■ The task
The listing below should be written out exactly; please include all of it.

— START OF Source material —

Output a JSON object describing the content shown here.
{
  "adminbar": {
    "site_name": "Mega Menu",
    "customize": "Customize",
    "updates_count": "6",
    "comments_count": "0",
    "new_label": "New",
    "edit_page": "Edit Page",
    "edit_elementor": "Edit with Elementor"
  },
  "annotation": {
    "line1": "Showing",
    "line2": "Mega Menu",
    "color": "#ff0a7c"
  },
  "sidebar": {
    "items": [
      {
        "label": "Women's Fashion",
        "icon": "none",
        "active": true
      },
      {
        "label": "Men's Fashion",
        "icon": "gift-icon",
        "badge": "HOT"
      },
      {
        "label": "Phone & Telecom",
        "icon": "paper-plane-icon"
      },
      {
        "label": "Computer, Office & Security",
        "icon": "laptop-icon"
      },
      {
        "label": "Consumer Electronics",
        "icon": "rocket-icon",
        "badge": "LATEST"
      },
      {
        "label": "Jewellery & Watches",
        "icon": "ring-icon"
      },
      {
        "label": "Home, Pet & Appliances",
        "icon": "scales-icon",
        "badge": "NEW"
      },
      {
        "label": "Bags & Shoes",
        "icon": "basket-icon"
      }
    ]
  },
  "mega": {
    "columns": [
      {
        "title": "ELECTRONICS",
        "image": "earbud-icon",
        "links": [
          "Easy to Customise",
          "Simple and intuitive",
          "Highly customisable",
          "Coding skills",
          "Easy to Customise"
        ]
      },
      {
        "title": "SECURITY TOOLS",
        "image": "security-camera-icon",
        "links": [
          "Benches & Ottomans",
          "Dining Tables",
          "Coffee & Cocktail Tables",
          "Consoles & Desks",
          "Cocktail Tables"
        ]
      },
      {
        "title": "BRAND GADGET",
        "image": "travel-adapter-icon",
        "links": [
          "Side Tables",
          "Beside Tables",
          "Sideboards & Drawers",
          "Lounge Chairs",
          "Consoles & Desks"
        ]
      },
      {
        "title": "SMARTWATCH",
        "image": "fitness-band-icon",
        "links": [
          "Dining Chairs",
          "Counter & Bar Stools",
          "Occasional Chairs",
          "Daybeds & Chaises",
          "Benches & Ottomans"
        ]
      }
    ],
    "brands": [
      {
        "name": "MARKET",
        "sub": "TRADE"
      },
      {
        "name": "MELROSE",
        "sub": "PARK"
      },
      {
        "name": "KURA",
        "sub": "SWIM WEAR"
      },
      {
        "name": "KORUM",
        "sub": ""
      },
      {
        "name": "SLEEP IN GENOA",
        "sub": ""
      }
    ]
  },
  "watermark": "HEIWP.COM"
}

— END OF Source material —

■ Exercise solution
Output a JSON object describing the content shown here.
{
  "adminbar": {
    "site_name": "Mega Menu",
    "customize": "Customize",
    "updates_count": "6",
    "comments_count": "0",
    "new_label": "New",
    "edit_page": "Edit Page",
    "edit_elementor": "Edit with Elementor"
  },
  "annotation": {
    "line1": "Showing",
    "line2": "Mega Menu",
    "color": "#ff0a7c"
  },
  "sidebar": {
    "items": [
      {
        "label": "Women's Fashion",
        "icon": "none",
        "active": true
      },
      {
        "label": "Men's Fashion",
        "icon": "gift-icon",
        "badge": "HOT"
      },
      {
        "label": "Phone & Telecom",
        "icon": "paper-plane-icon"
      },
      {
        "label": "Computer, Office & Security",
        "icon": "laptop-icon"
      },
      {
        "label": "Consumer Electronics",
        "icon": "rocket-icon",
        "badge": "LATEST"
      },
      {
        "label": "Jewellery & Watches",
        "icon": "ring-icon"
      },
      {
        "label": "Home, Pet & Appliances",
        "icon": "scales-icon",
        "badge": "NEW"
      },
      {
        "label": "Bags & Shoes",
        "icon": "basket-icon"
      }
    ]
  },
  "mega": {
    "columns": [
      {
        "title": "ELECTRONICS",
        "image": "earbud-icon",
        "links": [
          "Easy to Customise",
          "Simple and intuitive",
          "Highly customisable",
          "Coding skills",
          "Easy to Customise"
        ]
      },
      {
        "title": "SECURITY TOOLS",
        "image": "security-camera-icon",
        "links": [
          "Benches & Ottomans",
          "Dining Tables",
          "Coffee & Cocktail Tables",
          "Consoles & Desks",
          "Cocktail Tables"
        ]
      },
      {
        "title": "BRAND GADGET",
        "image": "travel-adapter-icon",
        "links": [
          "Side Tables",
          "Beside Tables",
          "Sideboards & Drawers",
          "Lounge Chairs",
          "Consoles & Desks"
        ]
      },
      {
        "title": "SMARTWATCH",
        "image": "fitness-band-icon",
        "links": [
          "Dining Chairs",
          "Counter & Bar Stools",
          "Occasional Chairs",
          "Daybeds & Chaises",
          "Benches & Ottomans"
        ]
      }
    ],
    "brands": [
      {
        "name": "MARKET",
        "sub": "TRADE"
      },
      {
        "name": "MELROSE",
        "sub": "PARK"
      },
      {
        "name": "KURA",
        "sub": "SWIM WEAR"
      },
      {
        "name": "KORUM",
        "sub": ""
      },
      {
        "name": "SLEEP IN GENOA",
        "sub": ""
      }
    ]
  },
  "watermark": "HEIWP.COM"
}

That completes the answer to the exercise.